Exercise goal>
Output the listing exactly, without its pictures.

=== Exercise data ===

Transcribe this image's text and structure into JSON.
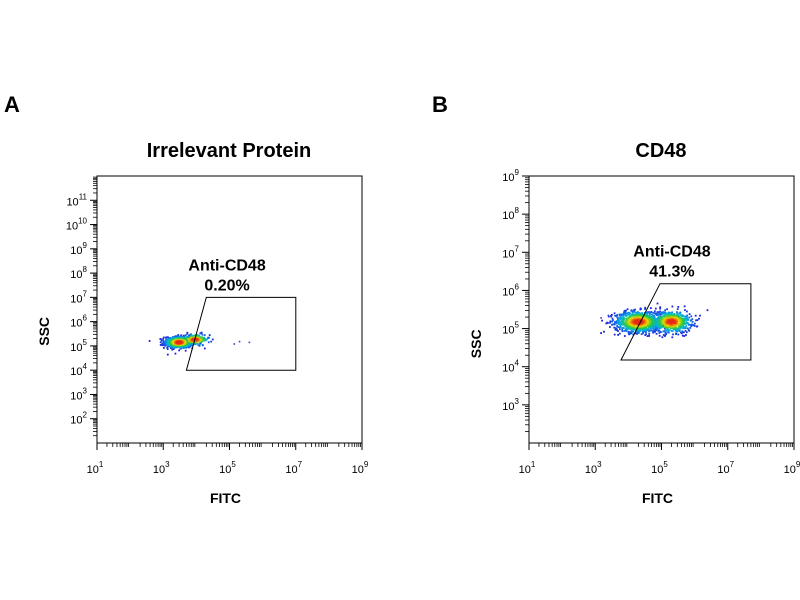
{
  "chart_data": [
    {
      "type": "scatter",
      "panel": "A",
      "title": "Irrelevant Protein",
      "xlabel": "FITC",
      "ylabel": "SSC",
      "x_scale": "log",
      "y_scale": "log",
      "xlim": [
        10,
        1000000000
      ],
      "ylim": [
        10,
        1000000000000
      ],
      "x_ticks": [
        {
          "base": "10",
          "exp": "1",
          "value": 10
        },
        {
          "base": "10",
          "exp": "3",
          "value": 1000
        },
        {
          "base": "10",
          "exp": "5",
          "value": 100000
        },
        {
          "base": "10",
          "exp": "7",
          "value": 10000000
        },
        {
          "base": "10",
          "exp": "9",
          "value": 1000000000
        }
      ],
      "y_ticks": [
        {
          "base": "10",
          "exp": "2",
          "value": 100
        },
        {
          "base": "10",
          "exp": "3",
          "value": 1000
        },
        {
          "base": "10",
          "exp": "4",
          "value": 10000
        },
        {
          "base": "10",
          "exp": "5",
          "value": 100000
        },
        {
          "base": "10",
          "exp": "6",
          "value": 1000000
        },
        {
          "base": "10",
          "exp": "7",
          "value": 10000000
        },
        {
          "base": "10",
          "exp": "8",
          "value": 100000000
        },
        {
          "base": "10",
          "exp": "9",
          "value": 1000000000
        },
        {
          "base": "10",
          "exp": "10",
          "value": 10000000000
        },
        {
          "base": "10",
          "exp": "11",
          "value": 100000000000
        }
      ],
      "gate": {
        "label": "Anti-CD48",
        "percent": "0.20%",
        "polygon": [
          [
            20000,
            10000000
          ],
          [
            10000000,
            10000000
          ],
          [
            10000000,
            10000
          ],
          [
            5000,
            10000
          ]
        ]
      },
      "clusters": [
        {
          "center": [
            3000,
            140000
          ],
          "spread": [
            0.22,
            0.12
          ],
          "count": 650
        },
        {
          "center": [
            9000,
            180000
          ],
          "spread": [
            0.22,
            0.12
          ],
          "count": 150
        }
      ],
      "outliers": [
        [
          200000,
          150000
        ],
        [
          400000,
          140000
        ],
        [
          140000,
          120000
        ]
      ]
    },
    {
      "type": "scatter",
      "panel": "B",
      "title": "CD48",
      "xlabel": "FITC",
      "ylabel": "SSC",
      "x_scale": "log",
      "y_scale": "log",
      "xlim": [
        10,
        1000000000
      ],
      "ylim": [
        100,
        1000000000
      ],
      "x_ticks": [
        {
          "base": "10",
          "exp": "1",
          "value": 10
        },
        {
          "base": "10",
          "exp": "3",
          "value": 1000
        },
        {
          "base": "10",
          "exp": "5",
          "value": 100000
        },
        {
          "base": "10",
          "exp": "7",
          "value": 10000000
        },
        {
          "base": "10",
          "exp": "9",
          "value": 1000000000
        }
      ],
      "y_ticks": [
        {
          "base": "10",
          "exp": "3",
          "value": 1000
        },
        {
          "base": "10",
          "exp": "4",
          "value": 10000
        },
        {
          "base": "10",
          "exp": "5",
          "value": 100000
        },
        {
          "base": "10",
          "exp": "6",
          "value": 1000000
        },
        {
          "base": "10",
          "exp": "7",
          "value": 10000000
        },
        {
          "base": "10",
          "exp": "8",
          "value": 100000000
        },
        {
          "base": "10",
          "exp": "9",
          "value": 1000000000
        }
      ],
      "gate": {
        "label": "Anti-CD48",
        "percent": "41.3%",
        "polygon": [
          [
            90000,
            1500000
          ],
          [
            50000000,
            1500000
          ],
          [
            50000000,
            15000
          ],
          [
            6000,
            15000
          ]
        ]
      },
      "clusters": [
        {
          "center": [
            20000,
            150000
          ],
          "spread": [
            0.35,
            0.14
          ],
          "count": 900
        },
        {
          "center": [
            200000,
            150000
          ],
          "spread": [
            0.3,
            0.14
          ],
          "count": 650
        }
      ],
      "outliers": [
        [
          1500,
          190000
        ],
        [
          2500,
          220000
        ]
      ]
    }
  ]
}
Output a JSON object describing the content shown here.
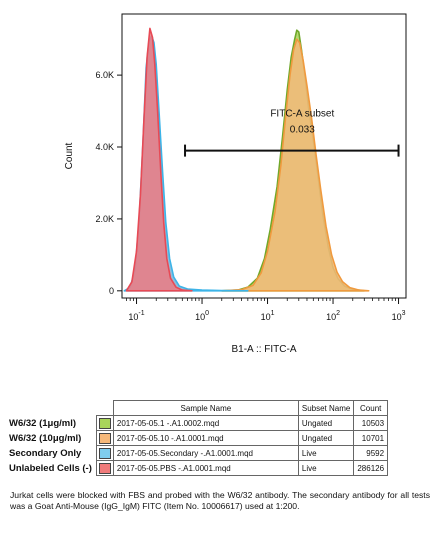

===

Answer to this problem>
Transcribe this image's text and structure into JSON.
{
  "chart_data": [
    {
      "type": "scatter",
      "panel": "A",
      "title": "Irrelevant Protein",
      "xlabel": "FITC",
      "ylabel": "SSC",
      "x_scale": "log",
      "y_scale": "log",
      "xlim": [
        10,
        1000000000
      ],
      "ylim": [
        10,
        1000000000000
      ],
      "x_ticks": [
        {
          "base": "10",
          "exp": "1",
          "value": 10
        },
        {
          "base": "10",
          "exp": "3",
          "value": 1000
        },
        {
          "base": "10",
          "exp": "5",
          "value": 100000
        },
        {
          "base": "10",
          "exp": "7",
          "value": 10000000
        },
        {
          "base": "10",
          "exp": "9",
          "value": 1000000000
        }
      ],
      "y_ticks": [
        {
          "base": "10",
          "exp": "2",
          "value": 100
        },
        {
          "base": "10",
          "exp": "3",
          "value": 1000
        },
        {
          "base": "10",
          "exp": "4",
          "value": 10000
        },
        {
          "base": "10",
          "exp": "5",
          "value": 100000
        },
        {
          "base": "10",
          "exp": "6",
          "value": 1000000
        },
        {
          "base": "10",
          "exp": "7",
          "value": 10000000
        },
        {
          "base": "10",
          "exp": "8",
          "value": 100000000
        },
        {
          "base": "10",
          "exp": "9",
          "value": 1000000000
        },
        {
          "base": "10",
          "exp": "10",
          "value": 10000000000
        },
        {
          "base": "10",
          "exp": "11",
          "value": 100000000000
        }
      ],
      "gate": {
        "label": "Anti-CD48",
        "percent": "0.20%",
        "polygon": [
          [
            20000,
            10000000
          ],
          [
            10000000,
            10000000
          ],
          [
            10000000,
            10000
          ],
          [
            5000,
            10000
          ]
        ]
      },
      "clusters": [
        {
          "center": [
            3000,
            140000
          ],
          "spread": [
            0.22,
            0.12
          ],
          "count": 650
        },
        {
          "center": [
            9000,
            180000
          ],
          "spread": [
            0.22,
            0.12
          ],
          "count": 150
        }
      ],
      "outliers": [
        [
          200000,
          150000
        ],
        [
          400000,
          140000
        ],
        [
          140000,
          120000
        ]
      ]
    },
    {
      "type": "scatter",
      "panel": "B",
      "title": "CD48",
      "xlabel": "FITC",
      "ylabel": "SSC",
      "x_scale": "log",
      "y_scale": "log",
      "xlim": [
        10,
        1000000000
      ],
      "ylim": [
        100,
        1000000000
      ],
      "x_ticks": [
        {
          "base": "10",
          "exp": "1",
          "value": 10
        },
        {
          "base": "10",
          "exp": "3",
          "value": 1000
        },
        {
          "base": "10",
          "exp": "5",
          "value": 100000
        },
        {
          "base": "10",
          "exp": "7",
          "value": 10000000
        },
        {
          "base": "10",
          "exp": "9",
          "value": 1000000000
        }
      ],
      "y_ticks": [
        {
          "base": "10",
          "exp": "3",
          "value": 1000
        },
        {
          "base": "10",
          "exp": "4",
          "value": 10000
        },
        {
          "base": "10",
          "exp": "5",
          "value": 100000
        },
        {
          "base": "10",
          "exp": "6",
          "value": 1000000
        },
        {
          "base": "10",
          "exp": "7",
          "value": 10000000
        },
        {
          "base": "10",
          "exp": "8",
          "value": 100000000
        },
        {
          "base": "10",
          "exp": "9",
          "value": 1000000000
        }
      ],
      "gate": {
        "label": "Anti-CD48",
        "percent": "41.3%",
        "polygon": [
          [
            90000,
            1500000
          ],
          [
            50000000,
            1500000
          ],
          [
            50000000,
            15000
          ],
          [
            6000,
            15000
          ]
        ]
      },
      "clusters": [
        {
          "center": [
            20000,
            150000
          ],
          "spread": [
            0.35,
            0.14
          ],
          "count": 900
        },
        {
          "center": [
            200000,
            150000
          ],
          "spread": [
            0.3,
            0.14
          ],
          "count": 650
        }
      ],
      "outliers": [
        [
          1500,
          190000
        ],
        [
          2500,
          220000
        ]
      ]
    }
  ]
}
Output a JSON object describing the content shown here.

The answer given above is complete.